### [Problem to solve]
Transcribe the records that follow. Keep every word exactly, and drop the pictures.

### [Data excerpts]
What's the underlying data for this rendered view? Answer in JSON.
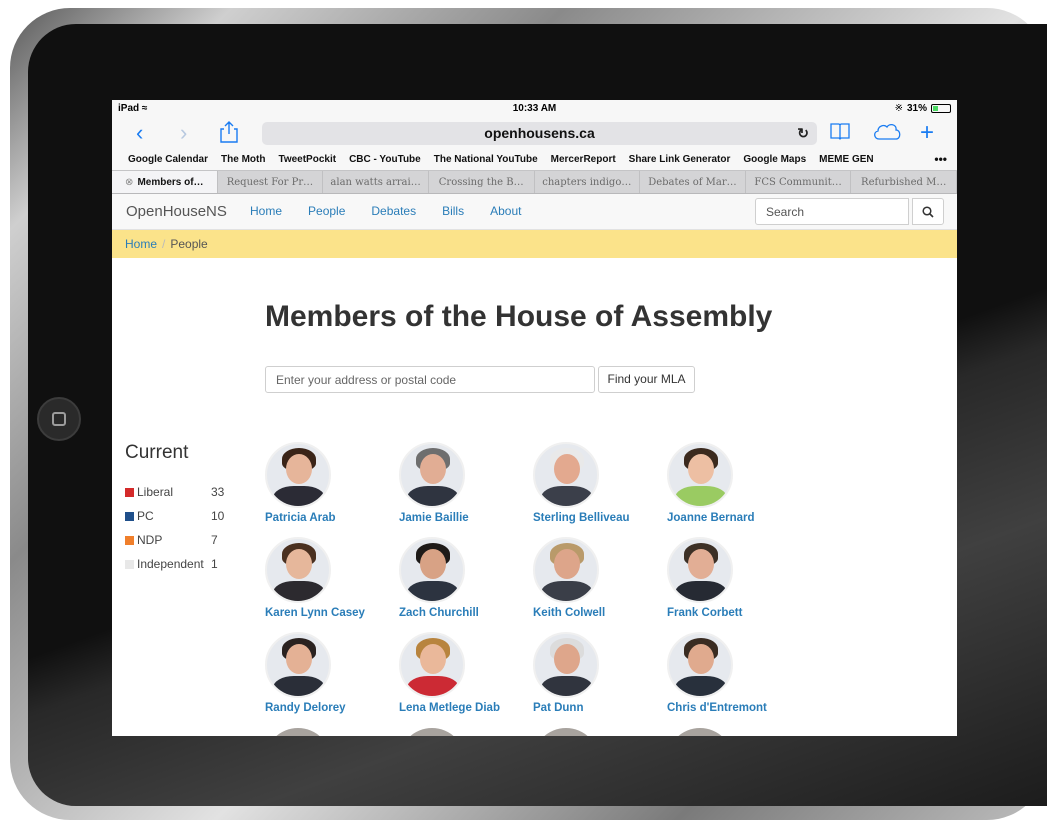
{
  "status": {
    "device": "iPad",
    "time": "10:33 AM",
    "battery": "31%"
  },
  "browser": {
    "url": "openhousens.ca",
    "bookmarks": [
      "Google Calendar",
      "The Moth",
      "TweetPockit",
      "CBC - YouTube",
      "The National YouTube",
      "MercerReport",
      "Share Link Generator",
      "Google Maps",
      "MEME GEN"
    ],
    "more": "•••",
    "tabs": [
      "Members of…",
      "Request For Pr…",
      "alan watts arrai…",
      "Crossing the B…",
      "chapters indigo…",
      "Debates of Mar…",
      "FCS Communit…",
      "Refurbished M…"
    ]
  },
  "site": {
    "brand": "OpenHouseNS",
    "nav": [
      "Home",
      "People",
      "Debates",
      "Bills",
      "About"
    ],
    "search_placeholder": "Search"
  },
  "breadcrumb": {
    "home": "Home",
    "sep": "/",
    "current": "People"
  },
  "main": {
    "title": "Members of the House of Assembly",
    "address_placeholder": "Enter your address or postal code",
    "find_button": "Find your MLA"
  },
  "sidebar": {
    "heading": "Current",
    "parties": [
      {
        "name": "Liberal",
        "count": "33",
        "color": "#d42a2a"
      },
      {
        "name": "PC",
        "count": "10",
        "color": "#1f4f8a"
      },
      {
        "name": "NDP",
        "count": "7",
        "color": "#f07f2b"
      },
      {
        "name": "Independent",
        "count": "1",
        "color": "#e8e8e8"
      }
    ]
  },
  "people": [
    {
      "name": "Patricia Arab",
      "hair": "#3a2418",
      "skin": "#e6b59a",
      "shirt": "#2b2b35"
    },
    {
      "name": "Jamie Baillie",
      "hair": "#6e6e6e",
      "skin": "#e1ad94",
      "shirt": "#2f3440"
    },
    {
      "name": "Sterling Belliveau",
      "hair": "#e9e9e9",
      "skin": "#e3a98f",
      "shirt": "#3b3f4a"
    },
    {
      "name": "Joanne Bernard",
      "hair": "#3b2a1e",
      "skin": "#edbfa3",
      "shirt": "#9acb62"
    },
    {
      "name": "Karen Lynn Casey",
      "hair": "#4a3020",
      "skin": "#e6b79b",
      "shirt": "#2c2a2f"
    },
    {
      "name": "Zach Churchill",
      "hair": "#1e1a18",
      "skin": "#d8a285",
      "shirt": "#2c3340"
    },
    {
      "name": "Keith Colwell",
      "hair": "#b99a6a",
      "skin": "#dda58a",
      "shirt": "#3a3e48"
    },
    {
      "name": "Frank Corbett",
      "hair": "#3c3026",
      "skin": "#e2ae95",
      "shirt": "#262a33"
    },
    {
      "name": "Randy Delorey",
      "hair": "#2a2220",
      "skin": "#e4b195",
      "shirt": "#2a2e38"
    },
    {
      "name": "Lena Metlege Diab",
      "hair": "#b8843e",
      "skin": "#eab89a",
      "shirt": "#cc2a34"
    },
    {
      "name": "Pat Dunn",
      "hair": "#dcdcdc",
      "skin": "#dea68b",
      "shirt": "#30343e"
    },
    {
      "name": "Chris d'Entremont",
      "hair": "#3a2c22",
      "skin": "#e0aa8e",
      "shirt": "#28303c"
    }
  ]
}
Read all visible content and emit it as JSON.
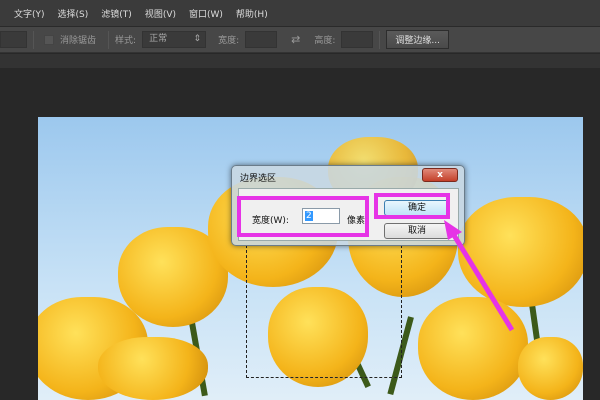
{
  "menu": [
    "文字(Y)",
    "选择(S)",
    "滤镜(T)",
    "视图(V)",
    "窗口(W)",
    "帮助(H)"
  ],
  "toolbar": {
    "antialias": "消除锯齿",
    "style_label": "样式:",
    "style_value": "正常",
    "width_label": "宽度:",
    "height_label": "高度:",
    "refine_edge": "调整边缘..."
  },
  "dialog": {
    "title": "边界选区",
    "close": "x",
    "width_label": "宽度(W):",
    "width_value": "2",
    "unit": "像素",
    "ok": "确定",
    "cancel": "取消"
  },
  "colors": {
    "highlight": "#e633e6"
  }
}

### [Written reply]
What's the underlying data for this rendered view? Answer in JSON.
{
  "status": {
    "device": "iPad",
    "time": "10:33 AM",
    "battery": "31%"
  },
  "browser": {
    "url": "openhousens.ca",
    "bookmarks": [
      "Google Calendar",
      "The Moth",
      "TweetPockit",
      "CBC - YouTube",
      "The National YouTube",
      "MercerReport",
      "Share Link Generator",
      "Google Maps",
      "MEME GEN"
    ],
    "more": "•••",
    "tabs": [
      "Members of…",
      "Request For Pr…",
      "alan watts arrai…",
      "Crossing the B…",
      "chapters indigo…",
      "Debates of Mar…",
      "FCS Communit…",
      "Refurbished M…"
    ]
  },
  "site": {
    "brand": "OpenHouseNS",
    "nav": [
      "Home",
      "People",
      "Debates",
      "Bills",
      "About"
    ],
    "search_placeholder": "Search"
  },
  "breadcrumb": {
    "home": "Home",
    "sep": "/",
    "current": "People"
  },
  "main": {
    "title": "Members of the House of Assembly",
    "address_placeholder": "Enter your address or postal code",
    "find_button": "Find your MLA"
  },
  "sidebar": {
    "heading": "Current",
    "parties": [
      {
        "name": "Liberal",
        "count": "33",
        "color": "#d42a2a"
      },
      {
        "name": "PC",
        "count": "10",
        "color": "#1f4f8a"
      },
      {
        "name": "NDP",
        "count": "7",
        "color": "#f07f2b"
      },
      {
        "name": "Independent",
        "count": "1",
        "color": "#e8e8e8"
      }
    ]
  },
  "people": [
    {
      "name": "Patricia Arab",
      "hair": "#3a2418",
      "skin": "#e6b59a",
      "shirt": "#2b2b35"
    },
    {
      "name": "Jamie Baillie",
      "hair": "#6e6e6e",
      "skin": "#e1ad94",
      "shirt": "#2f3440"
    },
    {
      "name": "Sterling Belliveau",
      "hair": "#e9e9e9",
      "skin": "#e3a98f",
      "shirt": "#3b3f4a"
    },
    {
      "name": "Joanne Bernard",
      "hair": "#3b2a1e",
      "skin": "#edbfa3",
      "shirt": "#9acb62"
    },
    {
      "name": "Karen Lynn Casey",
      "hair": "#4a3020",
      "skin": "#e6b79b",
      "shirt": "#2c2a2f"
    },
    {
      "name": "Zach Churchill",
      "hair": "#1e1a18",
      "skin": "#d8a285",
      "shirt": "#2c3340"
    },
    {
      "name": "Keith Colwell",
      "hair": "#b99a6a",
      "skin": "#dda58a",
      "shirt": "#3a3e48"
    },
    {
      "name": "Frank Corbett",
      "hair": "#3c3026",
      "skin": "#e2ae95",
      "shirt": "#262a33"
    },
    {
      "name": "Randy Delorey",
      "hair": "#2a2220",
      "skin": "#e4b195",
      "shirt": "#2a2e38"
    },
    {
      "name": "Lena Metlege Diab",
      "hair": "#b8843e",
      "skin": "#eab89a",
      "shirt": "#cc2a34"
    },
    {
      "name": "Pat Dunn",
      "hair": "#dcdcdc",
      "skin": "#dea68b",
      "shirt": "#30343e"
    },
    {
      "name": "Chris d'Entremont",
      "hair": "#3a2c22",
      "skin": "#e0aa8e",
      "shirt": "#28303c"
    }
  ]
}
Read all visible content and emit it as JSON.
{
  "menu": [
    "文字(Y)",
    "选择(S)",
    "滤镜(T)",
    "视图(V)",
    "窗口(W)",
    "帮助(H)"
  ],
  "toolbar": {
    "antialias": "消除锯齿",
    "style_label": "样式:",
    "style_value": "正常",
    "width_label": "宽度:",
    "height_label": "高度:",
    "refine_edge": "调整边缘..."
  },
  "dialog": {
    "title": "边界选区",
    "close": "x",
    "width_label": "宽度(W):",
    "width_value": "2",
    "unit": "像素",
    "ok": "确定",
    "cancel": "取消"
  },
  "colors": {
    "highlight": "#e633e6"
  }
}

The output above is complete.